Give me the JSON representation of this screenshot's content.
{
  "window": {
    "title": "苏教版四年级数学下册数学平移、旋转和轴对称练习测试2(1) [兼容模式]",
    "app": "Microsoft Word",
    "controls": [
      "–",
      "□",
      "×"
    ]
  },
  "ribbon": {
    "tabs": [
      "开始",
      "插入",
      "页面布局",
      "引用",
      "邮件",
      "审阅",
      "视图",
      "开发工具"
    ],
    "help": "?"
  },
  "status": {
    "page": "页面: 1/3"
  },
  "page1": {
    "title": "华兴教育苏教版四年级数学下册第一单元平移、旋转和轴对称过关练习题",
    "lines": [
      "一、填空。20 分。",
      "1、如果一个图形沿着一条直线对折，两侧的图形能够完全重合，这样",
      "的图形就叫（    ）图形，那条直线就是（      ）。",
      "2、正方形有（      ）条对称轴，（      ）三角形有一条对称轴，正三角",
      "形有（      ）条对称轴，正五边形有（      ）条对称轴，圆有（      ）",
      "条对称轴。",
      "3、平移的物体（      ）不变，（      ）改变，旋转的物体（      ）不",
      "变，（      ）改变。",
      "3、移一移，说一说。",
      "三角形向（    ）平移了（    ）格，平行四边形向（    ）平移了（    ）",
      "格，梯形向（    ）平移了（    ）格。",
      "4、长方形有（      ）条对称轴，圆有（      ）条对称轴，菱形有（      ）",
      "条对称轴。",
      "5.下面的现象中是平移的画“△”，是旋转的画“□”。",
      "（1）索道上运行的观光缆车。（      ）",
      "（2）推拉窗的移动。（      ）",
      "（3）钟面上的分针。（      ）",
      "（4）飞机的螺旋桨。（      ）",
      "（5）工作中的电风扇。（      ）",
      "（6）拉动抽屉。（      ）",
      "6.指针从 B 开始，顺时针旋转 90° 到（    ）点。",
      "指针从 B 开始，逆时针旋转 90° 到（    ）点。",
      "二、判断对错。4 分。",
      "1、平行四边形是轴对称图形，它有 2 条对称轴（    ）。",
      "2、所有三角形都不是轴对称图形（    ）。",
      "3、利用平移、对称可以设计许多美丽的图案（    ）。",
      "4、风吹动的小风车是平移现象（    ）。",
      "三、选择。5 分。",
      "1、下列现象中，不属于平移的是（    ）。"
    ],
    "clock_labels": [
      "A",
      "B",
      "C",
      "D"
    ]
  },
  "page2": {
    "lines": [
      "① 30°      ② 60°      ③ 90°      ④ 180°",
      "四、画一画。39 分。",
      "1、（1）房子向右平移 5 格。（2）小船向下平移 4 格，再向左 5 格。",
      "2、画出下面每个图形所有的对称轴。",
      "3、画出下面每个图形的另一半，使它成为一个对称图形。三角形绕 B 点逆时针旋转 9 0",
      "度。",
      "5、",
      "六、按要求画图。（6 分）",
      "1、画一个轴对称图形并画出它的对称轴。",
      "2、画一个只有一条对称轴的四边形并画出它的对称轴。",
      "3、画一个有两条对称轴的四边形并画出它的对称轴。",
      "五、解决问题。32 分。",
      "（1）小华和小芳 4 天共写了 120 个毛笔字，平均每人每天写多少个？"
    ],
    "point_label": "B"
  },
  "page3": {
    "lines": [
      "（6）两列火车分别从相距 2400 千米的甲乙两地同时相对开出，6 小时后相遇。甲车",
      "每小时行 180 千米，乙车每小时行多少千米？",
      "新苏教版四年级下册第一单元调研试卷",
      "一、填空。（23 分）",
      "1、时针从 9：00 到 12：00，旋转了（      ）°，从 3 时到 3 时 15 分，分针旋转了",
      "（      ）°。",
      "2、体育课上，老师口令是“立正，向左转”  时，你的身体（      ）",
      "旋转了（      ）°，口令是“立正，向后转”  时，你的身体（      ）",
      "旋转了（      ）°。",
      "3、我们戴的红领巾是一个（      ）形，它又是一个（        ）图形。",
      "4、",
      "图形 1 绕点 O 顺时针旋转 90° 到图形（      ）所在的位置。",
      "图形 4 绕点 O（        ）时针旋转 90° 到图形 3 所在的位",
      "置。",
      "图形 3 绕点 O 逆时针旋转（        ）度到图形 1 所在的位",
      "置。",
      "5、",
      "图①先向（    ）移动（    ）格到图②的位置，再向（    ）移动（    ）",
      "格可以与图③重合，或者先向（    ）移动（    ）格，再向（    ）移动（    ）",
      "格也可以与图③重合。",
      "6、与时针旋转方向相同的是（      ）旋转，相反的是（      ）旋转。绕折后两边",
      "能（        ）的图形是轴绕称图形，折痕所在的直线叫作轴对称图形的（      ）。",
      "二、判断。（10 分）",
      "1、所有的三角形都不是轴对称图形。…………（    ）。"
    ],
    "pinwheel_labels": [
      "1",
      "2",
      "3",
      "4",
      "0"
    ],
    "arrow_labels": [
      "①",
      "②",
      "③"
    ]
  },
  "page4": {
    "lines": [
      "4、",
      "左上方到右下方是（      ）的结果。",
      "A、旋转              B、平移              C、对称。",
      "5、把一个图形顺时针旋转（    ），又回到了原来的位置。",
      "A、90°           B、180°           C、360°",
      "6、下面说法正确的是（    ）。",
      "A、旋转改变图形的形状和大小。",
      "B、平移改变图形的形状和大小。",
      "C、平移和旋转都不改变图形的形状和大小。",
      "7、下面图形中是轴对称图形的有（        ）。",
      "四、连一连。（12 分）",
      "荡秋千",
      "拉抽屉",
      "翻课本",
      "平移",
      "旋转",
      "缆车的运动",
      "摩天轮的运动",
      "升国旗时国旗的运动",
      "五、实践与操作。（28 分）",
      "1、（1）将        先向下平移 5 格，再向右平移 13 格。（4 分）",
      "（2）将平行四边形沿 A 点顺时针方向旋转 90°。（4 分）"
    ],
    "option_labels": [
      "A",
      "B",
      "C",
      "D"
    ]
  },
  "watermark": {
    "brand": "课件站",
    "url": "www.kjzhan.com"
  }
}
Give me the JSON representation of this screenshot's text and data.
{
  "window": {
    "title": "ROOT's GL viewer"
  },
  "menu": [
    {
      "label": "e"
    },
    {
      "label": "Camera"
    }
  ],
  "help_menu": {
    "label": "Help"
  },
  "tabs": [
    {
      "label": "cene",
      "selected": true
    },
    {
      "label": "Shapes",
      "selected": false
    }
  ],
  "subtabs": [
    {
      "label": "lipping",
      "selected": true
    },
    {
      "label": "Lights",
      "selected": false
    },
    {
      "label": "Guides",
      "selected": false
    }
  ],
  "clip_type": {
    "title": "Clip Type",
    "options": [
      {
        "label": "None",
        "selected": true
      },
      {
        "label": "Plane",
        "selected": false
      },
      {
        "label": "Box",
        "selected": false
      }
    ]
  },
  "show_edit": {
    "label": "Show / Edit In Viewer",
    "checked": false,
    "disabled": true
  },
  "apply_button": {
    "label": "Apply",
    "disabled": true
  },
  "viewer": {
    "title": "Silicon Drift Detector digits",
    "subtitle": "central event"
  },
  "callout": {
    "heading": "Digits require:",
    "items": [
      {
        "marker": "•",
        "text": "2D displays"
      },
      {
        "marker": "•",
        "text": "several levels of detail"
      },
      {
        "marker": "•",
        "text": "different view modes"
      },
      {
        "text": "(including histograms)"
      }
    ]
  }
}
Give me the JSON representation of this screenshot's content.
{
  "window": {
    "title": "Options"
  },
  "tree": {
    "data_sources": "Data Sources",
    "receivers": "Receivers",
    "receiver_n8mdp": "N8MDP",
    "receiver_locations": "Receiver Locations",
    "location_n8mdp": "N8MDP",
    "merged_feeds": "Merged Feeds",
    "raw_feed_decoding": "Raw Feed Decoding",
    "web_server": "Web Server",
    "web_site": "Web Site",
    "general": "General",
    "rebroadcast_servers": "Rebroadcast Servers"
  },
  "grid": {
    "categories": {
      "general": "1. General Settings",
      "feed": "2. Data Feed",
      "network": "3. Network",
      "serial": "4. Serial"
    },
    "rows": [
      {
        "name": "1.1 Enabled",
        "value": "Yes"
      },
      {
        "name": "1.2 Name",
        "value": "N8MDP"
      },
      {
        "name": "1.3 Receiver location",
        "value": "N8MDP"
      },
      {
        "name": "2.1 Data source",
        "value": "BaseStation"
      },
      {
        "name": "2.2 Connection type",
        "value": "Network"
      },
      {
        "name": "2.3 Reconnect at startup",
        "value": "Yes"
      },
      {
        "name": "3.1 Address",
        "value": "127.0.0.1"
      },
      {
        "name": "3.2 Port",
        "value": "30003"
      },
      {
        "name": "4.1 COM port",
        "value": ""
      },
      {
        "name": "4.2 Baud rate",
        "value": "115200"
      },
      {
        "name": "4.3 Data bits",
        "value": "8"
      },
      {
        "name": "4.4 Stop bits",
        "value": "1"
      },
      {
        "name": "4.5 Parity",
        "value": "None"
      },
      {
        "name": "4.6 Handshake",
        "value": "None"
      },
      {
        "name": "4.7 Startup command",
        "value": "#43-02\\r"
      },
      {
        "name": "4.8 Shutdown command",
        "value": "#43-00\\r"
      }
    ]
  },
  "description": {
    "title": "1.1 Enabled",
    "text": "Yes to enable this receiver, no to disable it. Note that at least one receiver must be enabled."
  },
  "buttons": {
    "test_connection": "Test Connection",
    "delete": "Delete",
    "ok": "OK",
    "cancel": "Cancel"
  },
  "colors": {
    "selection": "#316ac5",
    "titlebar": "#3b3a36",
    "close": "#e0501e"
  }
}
____________
Your task: Find the lines with the string "this" and reproduce them.

Task solution:
Give me the JSON representation of this screenshot's content.
Give me the JSON representation of this screenshot's text and data.
Give me the JSON representation of this screenshot's content.
    "text": "Yes to enable this receiver, no to disable it. Note that at least one receiver must be enabled."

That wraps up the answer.